Dataset entries
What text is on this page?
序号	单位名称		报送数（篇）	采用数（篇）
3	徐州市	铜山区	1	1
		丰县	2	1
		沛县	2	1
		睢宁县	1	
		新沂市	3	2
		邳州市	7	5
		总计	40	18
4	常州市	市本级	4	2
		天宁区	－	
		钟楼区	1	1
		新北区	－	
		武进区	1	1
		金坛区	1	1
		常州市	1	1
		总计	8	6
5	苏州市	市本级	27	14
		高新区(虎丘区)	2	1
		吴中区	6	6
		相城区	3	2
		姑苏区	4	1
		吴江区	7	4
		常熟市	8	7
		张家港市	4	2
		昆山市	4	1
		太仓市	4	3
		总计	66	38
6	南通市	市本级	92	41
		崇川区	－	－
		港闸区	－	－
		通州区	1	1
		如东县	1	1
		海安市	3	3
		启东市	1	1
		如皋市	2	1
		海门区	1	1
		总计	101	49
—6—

*The request*.
Return all of the entries exactly as they were supplied.

*Response*.
What text is on this page?
序号	单位名称		报送数（篇）	采用数（篇）
3	徐州市	铜山区	1	1
		丰县	2	1
		沛县	2	1
		睢宁县	1	
		新沂市	3	2
		邳州市	7	5
		总计	40	18
4	常州市	市本级	4	2
		天宁区	－	
		钟楼区	1	1
		新北区	－	
		武进区	1	1
		金坛区	1	1
		常州市	1	1
		总计	8	6
5	苏州市	市本级	27	14
		高新区(虎丘区)	2	1
		吴中区	6	6
		相城区	3	2
		姑苏区	4	1
		吴江区	7	4
		常熟市	8	7
		张家港市	4	2
		昆山市	4	1
		太仓市	4	3
		总计	66	38
6	南通市	市本级	92	41
		崇川区	－	－
		港闸区	－	－
		通州区	1	1
		如东县	1	1
		海安市	3	3
		启东市	1	1
		如皋市	2	1
		海门区	1	1
		总计	101	49
—6—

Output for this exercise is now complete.